Which lines in the records below contain the word "石墨是正极"? Copy each one out.
┌─ Data shown
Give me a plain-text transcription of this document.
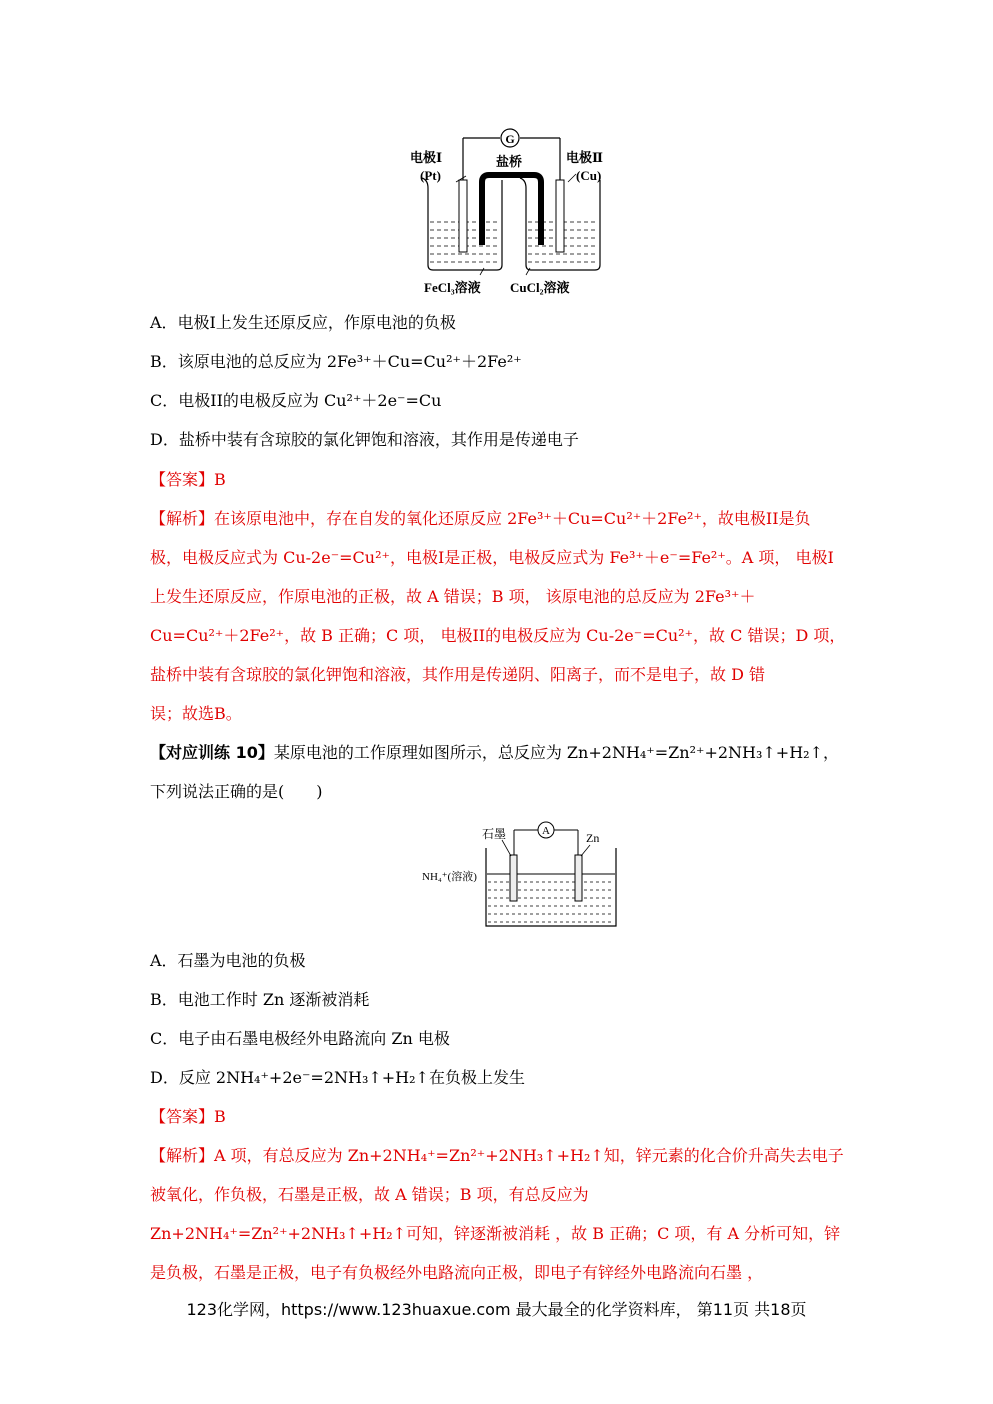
G
电极Ⅰ
(Pt)
盐桥	电极Ⅱ
(Cu)
FeCl₃溶液 CuCl₂溶液
A．电极I上发生还原反应，作原电池的负极
B．该原电池的总反应为 2Fe³⁺＋Cu=Cu²⁺＋2Fe²⁺
C．电极II的电极反应为 Cu²⁺＋2e⁻=Cu
D．盐桥中装有含琼胶的氯化钾饱和溶液，其作用是传递电子
【答案】B
【解析】在该原电池中，存在自发的氧化还原反应 2Fe³⁺＋Cu=Cu²⁺＋2Fe²⁺，故电极II是负
极，电极反应式为 Cu-2e⁻=Cu²⁺，电极I是正极，电极反应式为 Fe³⁺＋e⁻=Fe²⁺。A 项， 电极I
上发生还原反应，作原电池的正极，故 A 错误；B 项， 该原电池的总反应为 2Fe³⁺＋
Cu=Cu²⁺＋2Fe²⁺，故 B 正确；C 项， 电极II的电极反应为 Cu-2e⁻=Cu²⁺，故 C 错误；D 项，
盐桥中装有含琼胶的氯化钾饱和溶液，其作用是传递阴、阳离子，而不是电子，故 D 错
误；故选B。
【对应训练 10】某原电池的工作原理如图所示，总反应为 Zn+2NH₄⁺=Zn²⁺+2NH₃↑+H₂↑，
下列说法正确的是(　　)
A
石墨	Zn
NH₄⁺(溶液)
A．石墨为电池的负极
B．电池工作时 Zn 逐渐被消耗
C．电子由石墨电极经外电路流向 Zn 电极
D．反应 2NH₄⁺+2e⁻=2NH₃↑+H₂↑在负极上发生
【答案】B
【解析】A 项，有总反应为 Zn+2NH₄⁺=Zn²⁺+2NH₃↑+H₂↑知，锌元素的化合价升高失去电子
被氧化，作负极，石墨是正极，故 A 错误；B 项，有总反应为
Zn+2NH₄⁺=Zn²⁺+2NH₃↑+H₂↑可知，锌逐渐被消耗 ，故 B 正确；C 项，有 A 分析可知，锌
是负极，石墨是正极，电子有负极经外电路流向正极，即电子有锌经外电路流向石墨 ，
123化学网，https://www.123huaxue.com 最大最全的化学资料库， 第11页 共18页
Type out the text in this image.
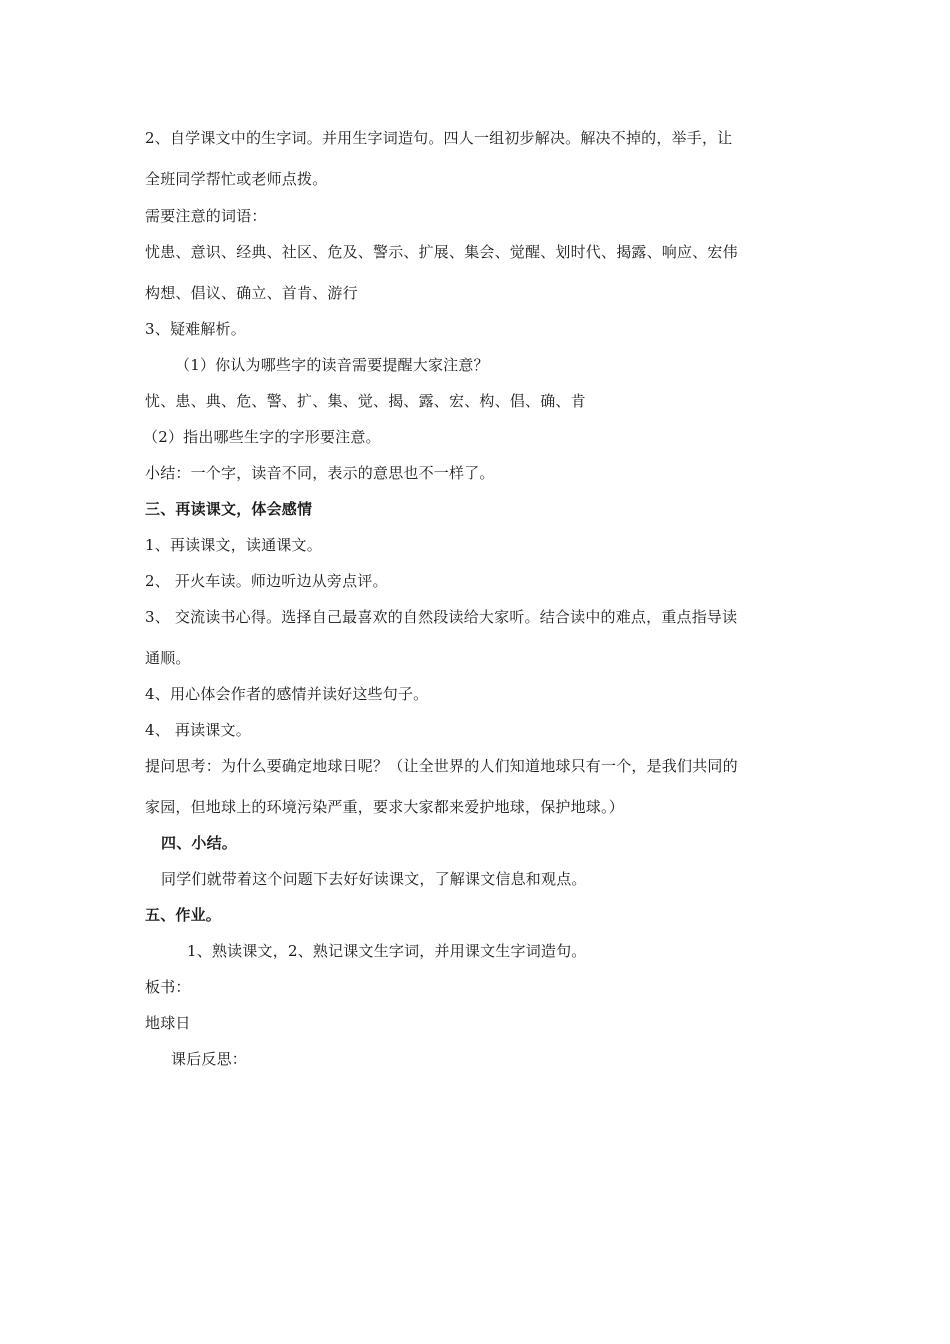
2、自学课文中的生字词。并用生字词造句。四人一组初步解决。解决不掉的，举手，让
全班同学帮忙或老师点拨。
需要注意的词语：
忧患、意识、经典、社区、危及、警示、扩展、集会、觉醒、划时代、揭露、响应、宏伟
构想、倡议、确立、首肯、游行
3、疑难解析。
（1）你认为哪些字的读音需要提醒大家注意？
忧、患、典、危、警、扩、集、觉、揭、露、宏、构、倡、确、肯
（2）指出哪些生字的字形要注意。
小结：一个字，读音不同，表示的意思也不一样了。
三、再读课文，体会感情
1、再读课文，读通课文。
2、 开火车读。师边听边从旁点评。
3、 交流读书心得。选择自己最喜欢的自然段读给大家听。结合读中的难点，重点指导读
通顺。
4、用心体会作者的感情并读好这些句子。
4、 再读课文。
提问思考：为什么要确定地球日呢？（让全世界的人们知道地球只有一个，是我们共同的
家园，但地球上的环境污染严重，要求大家都来爱护地球，保护地球。）
四、小结。
同学们就带着这个问题下去好好读课文，了解课文信息和观点。
五、作业。
1、熟读课文，2、熟记课文生字词，并用课文生字词造句。
板书：
地球日
课后反思：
└─
- _Finished task_
被氧化，作负极，石墨是正极，故 A 错误；B 项，有总反应为
是负极，石墨是正极，电子有负极经外电路流向正极，即电子有锌经外电路流向石墨 ，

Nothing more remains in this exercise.